**REQUIRED TASK**
Print the listing below in its entirety, character for character.

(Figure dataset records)
•••••
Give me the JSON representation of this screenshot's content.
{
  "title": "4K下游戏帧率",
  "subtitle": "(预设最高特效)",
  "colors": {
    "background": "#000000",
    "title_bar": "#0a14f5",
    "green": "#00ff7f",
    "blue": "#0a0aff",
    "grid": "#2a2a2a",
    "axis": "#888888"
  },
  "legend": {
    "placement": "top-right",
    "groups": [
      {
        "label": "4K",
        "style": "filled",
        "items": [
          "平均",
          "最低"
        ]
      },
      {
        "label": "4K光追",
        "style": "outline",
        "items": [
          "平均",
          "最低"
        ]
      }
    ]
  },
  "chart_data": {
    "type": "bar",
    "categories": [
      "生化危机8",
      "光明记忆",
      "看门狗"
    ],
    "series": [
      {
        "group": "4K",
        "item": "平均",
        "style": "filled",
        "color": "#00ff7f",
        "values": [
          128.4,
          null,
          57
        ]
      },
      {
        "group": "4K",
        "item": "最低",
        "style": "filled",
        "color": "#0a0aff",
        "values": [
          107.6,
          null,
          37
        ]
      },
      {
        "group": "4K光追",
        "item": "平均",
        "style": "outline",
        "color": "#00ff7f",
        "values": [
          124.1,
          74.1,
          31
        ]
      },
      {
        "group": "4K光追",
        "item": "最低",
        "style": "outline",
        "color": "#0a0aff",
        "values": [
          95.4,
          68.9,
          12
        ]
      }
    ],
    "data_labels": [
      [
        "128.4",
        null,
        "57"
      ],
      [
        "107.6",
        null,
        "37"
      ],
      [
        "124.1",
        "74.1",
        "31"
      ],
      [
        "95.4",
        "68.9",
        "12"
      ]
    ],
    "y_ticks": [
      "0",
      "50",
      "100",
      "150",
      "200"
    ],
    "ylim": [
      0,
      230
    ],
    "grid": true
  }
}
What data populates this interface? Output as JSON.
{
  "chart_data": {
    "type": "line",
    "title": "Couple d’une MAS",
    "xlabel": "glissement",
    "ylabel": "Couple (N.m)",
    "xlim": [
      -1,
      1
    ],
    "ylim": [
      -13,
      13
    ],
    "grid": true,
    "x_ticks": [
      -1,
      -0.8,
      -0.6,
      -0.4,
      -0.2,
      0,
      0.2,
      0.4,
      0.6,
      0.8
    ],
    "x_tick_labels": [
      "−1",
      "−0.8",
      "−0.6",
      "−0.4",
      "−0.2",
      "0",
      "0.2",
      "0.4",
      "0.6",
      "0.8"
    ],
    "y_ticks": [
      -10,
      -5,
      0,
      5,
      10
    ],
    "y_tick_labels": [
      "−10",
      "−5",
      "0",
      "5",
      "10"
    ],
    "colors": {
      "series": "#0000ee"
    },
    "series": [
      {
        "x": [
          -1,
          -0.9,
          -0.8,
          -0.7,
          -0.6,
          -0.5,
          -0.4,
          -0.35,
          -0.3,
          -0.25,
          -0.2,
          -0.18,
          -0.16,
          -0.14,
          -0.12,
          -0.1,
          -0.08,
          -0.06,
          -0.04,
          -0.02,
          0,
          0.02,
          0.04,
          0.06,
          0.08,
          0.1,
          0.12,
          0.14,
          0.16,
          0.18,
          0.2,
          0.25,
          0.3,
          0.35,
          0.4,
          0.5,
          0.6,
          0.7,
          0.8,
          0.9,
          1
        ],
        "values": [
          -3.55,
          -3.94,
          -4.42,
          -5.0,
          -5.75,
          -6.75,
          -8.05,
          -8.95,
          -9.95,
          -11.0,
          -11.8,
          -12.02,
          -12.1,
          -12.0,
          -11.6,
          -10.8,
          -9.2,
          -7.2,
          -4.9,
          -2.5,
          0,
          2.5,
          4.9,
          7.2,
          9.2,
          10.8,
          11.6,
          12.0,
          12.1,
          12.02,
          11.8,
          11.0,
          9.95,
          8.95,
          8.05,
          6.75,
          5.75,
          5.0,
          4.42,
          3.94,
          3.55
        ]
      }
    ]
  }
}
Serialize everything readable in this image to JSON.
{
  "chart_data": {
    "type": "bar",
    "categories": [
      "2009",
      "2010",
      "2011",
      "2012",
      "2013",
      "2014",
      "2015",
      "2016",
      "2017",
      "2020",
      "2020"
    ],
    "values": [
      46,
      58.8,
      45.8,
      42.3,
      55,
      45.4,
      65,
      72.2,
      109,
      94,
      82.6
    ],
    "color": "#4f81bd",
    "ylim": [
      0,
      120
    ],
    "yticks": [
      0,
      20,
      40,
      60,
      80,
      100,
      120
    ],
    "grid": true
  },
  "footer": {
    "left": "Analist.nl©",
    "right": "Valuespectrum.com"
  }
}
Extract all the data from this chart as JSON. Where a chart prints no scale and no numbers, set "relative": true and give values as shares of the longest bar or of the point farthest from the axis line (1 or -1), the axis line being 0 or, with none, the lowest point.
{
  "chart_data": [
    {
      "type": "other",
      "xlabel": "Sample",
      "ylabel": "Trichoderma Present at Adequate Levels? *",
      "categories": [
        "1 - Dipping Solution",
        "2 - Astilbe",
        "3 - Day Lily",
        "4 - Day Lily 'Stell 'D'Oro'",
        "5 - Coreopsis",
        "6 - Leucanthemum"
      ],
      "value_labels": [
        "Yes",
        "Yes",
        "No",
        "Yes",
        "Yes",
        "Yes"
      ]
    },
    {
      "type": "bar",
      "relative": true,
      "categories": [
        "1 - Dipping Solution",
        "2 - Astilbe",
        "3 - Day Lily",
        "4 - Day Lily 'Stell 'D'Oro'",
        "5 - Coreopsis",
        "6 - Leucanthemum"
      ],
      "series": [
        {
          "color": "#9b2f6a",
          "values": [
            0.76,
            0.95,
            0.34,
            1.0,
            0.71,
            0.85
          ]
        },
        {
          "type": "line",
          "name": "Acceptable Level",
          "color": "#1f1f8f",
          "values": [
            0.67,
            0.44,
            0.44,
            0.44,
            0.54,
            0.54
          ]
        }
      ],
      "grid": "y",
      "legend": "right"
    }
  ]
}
•••••
**EXERCISE RESULT**
Give me the JSON representation of this screenshot's content.
{
  "title": "4K下游戏帧率",
  "subtitle": "(预设最高特效)",
  "colors": {
    "background": "#000000",
    "title_bar": "#0a14f5",
    "green": "#00ff7f",
    "blue": "#0a0aff",
    "grid": "#2a2a2a",
    "axis": "#888888"
  },
  "legend": {
    "placement": "top-right",
    "groups": [
      {
        "label": "4K",
        "style": "filled",
        "items": [
          "平均",
          "最低"
        ]
      },
      {
        "label": "4K光追",
        "style": "outline",
        "items": [
          "平均",
          "最低"
        ]
      }
    ]
  },
  "chart_data": {
    "type": "bar",
    "categories": [
      "生化危机8",
      "光明记忆",
      "看门狗"
    ],
    "series": [
      {
        "group": "4K",
        "item": "平均",
        "style": "filled",
        "color": "#00ff7f",
        "values": [
          128.4,
          null,
          57
        ]
      },
      {
        "group": "4K",
        "item": "最低",
        "style": "filled",
        "color": "#0a0aff",
        "values": [
          107.6,
          null,
          37
        ]
      },
      {
        "group": "4K光追",
        "item": "平均",
        "style": "outline",
        "color": "#00ff7f",
        "values": [
          124.1,
          74.1,
          31
        ]
      },
      {
        "group": "4K光追",
        "item": "最低",
        "style": "outline",
        "color": "#0a0aff",
        "values": [
          95.4,
          68.9,
          12
        ]
      }
    ],
    "data_labels": [
      [
        "128.4",
        null,
        "57"
      ],
      [
        "107.6",
        null,
        "37"
      ],
      [
        "124.1",
        "74.1",
        "31"
      ],
      [
        "95.4",
        "68.9",
        "12"
      ]
    ],
    "y_ticks": [
      "0",
      "50",
      "100",
      "150",
      "200"
    ],
    "ylim": [
      0,
      230
    ],
    "grid": true
  }
}
What data populates this interface? Output as JSON.
{
  "chart_data": {
    "type": "line",
    "title": "Couple d’une MAS",
    "xlabel": "glissement",
    "ylabel": "Couple (N.m)",
    "xlim": [
      -1,
      1
    ],
    "ylim": [
      -13,
      13
    ],
    "grid": true,
    "x_ticks": [
      -1,
      -0.8,
      -0.6,
      -0.4,
      -0.2,
      0,
      0.2,
      0.4,
      0.6,
      0.8
    ],
    "x_tick_labels": [
      "−1",
      "−0.8",
      "−0.6",
      "−0.4",
      "−0.2",
      "0",
      "0.2",
      "0.4",
      "0.6",
      "0.8"
    ],
    "y_ticks": [
      -10,
      -5,
      0,
      5,
      10
    ],
    "y_tick_labels": [
      "−10",
      "−5",
      "0",
      "5",
      "10"
    ],
    "colors": {
      "series": "#0000ee"
    },
    "series": [
      {
        "x": [
          -1,
          -0.9,
          -0.8,
          -0.7,
          -0.6,
          -0.5,
          -0.4,
          -0.35,
          -0.3,
          -0.25,
          -0.2,
          -0.18,
          -0.16,
          -0.14,
          -0.12,
          -0.1,
          -0.08,
          -0.06,
          -0.04,
          -0.02,
          0,
          0.02,
          0.04,
          0.06,
          0.08,
          0.1,
          0.12,
          0.14,
          0.16,
          0.18,
          0.2,
          0.25,
          0.3,
          0.35,
          0.4,
          0.5,
          0.6,
          0.7,
          0.8,
          0.9,
          1
        ],
        "values": [
          -3.55,
          -3.94,
          -4.42,
          -5.0,
          -5.75,
          -6.75,
          -8.05,
          -8.95,
          -9.95,
          -11.0,
          -11.8,
          -12.02,
          -12.1,
          -12.0,
          -11.6,
          -10.8,
          -9.2,
          -7.2,
          -4.9,
          -2.5,
          0,
          2.5,
          4.9,
          7.2,
          9.2,
          10.8,
          11.6,
          12.0,
          12.1,
          12.02,
          11.8,
          11.0,
          9.95,
          8.95,
          8.05,
          6.75,
          5.75,
          5.0,
          4.42,
          3.94,
          3.55
        ]
      }
    ]
  }
}
Serialize everything readable in this image to JSON.
{
  "chart_data": {
    "type": "bar",
    "categories": [
      "2009",
      "2010",
      "2011",
      "2012",
      "2013",
      "2014",
      "2015",
      "2016",
      "2017",
      "2020",
      "2020"
    ],
    "values": [
      46,
      58.8,
      45.8,
      42.3,
      55,
      45.4,
      65,
      72.2,
      109,
      94,
      82.6
    ],
    "color": "#4f81bd",
    "ylim": [
      0,
      120
    ],
    "yticks": [
      0,
      20,
      40,
      60,
      80,
      100,
      120
    ],
    "grid": true
  },
  "footer": {
    "left": "Analist.nl©",
    "right": "Valuespectrum.com"
  }
}
Extract all the data from this chart as JSON. Where a chart prints no scale and no numbers, set "relative": true and give values as shares of the longest bar or of the point farthest from the axis line (1 or -1), the axis line being 0 or, with none, the lowest point.
{
  "chart_data": [
    {
      "type": "other",
      "xlabel": "Sample",
      "ylabel": "Trichoderma Present at Adequate Levels? *",
      "categories": [
        "1 - Dipping Solution",
        "2 - Astilbe",
        "3 - Day Lily",
        "4 - Day Lily 'Stell 'D'Oro'",
        "5 - Coreopsis",
        "6 - Leucanthemum"
      ],
      "value_labels": [
        "Yes",
        "Yes",
        "No",
        "Yes",
        "Yes",
        "Yes"
      ]
    },
    {
      "type": "bar",
      "relative": true,
      "categories": [
        "1 - Dipping Solution",
        "2 - Astilbe",
        "3 - Day Lily",
        "4 - Day Lily 'Stell 'D'Oro'",
        "5 - Coreopsis",
        "6 - Leucanthemum"
      ],
      "series": [
        {
          "color": "#9b2f6a",
          "values": [
            0.76,
            0.95,
            0.34,
            1.0,
            0.71,
            0.85
          ]
        },
        {
          "type": "line",
          "name": "Acceptable Level",
          "color": "#1f1f8f",
          "values": [
            0.67,
            0.44,
            0.44,
            0.44,
            0.54,
            0.54
          ]
        }
      ],
      "grid": "y",
      "legend": "right"
    }
  ]
}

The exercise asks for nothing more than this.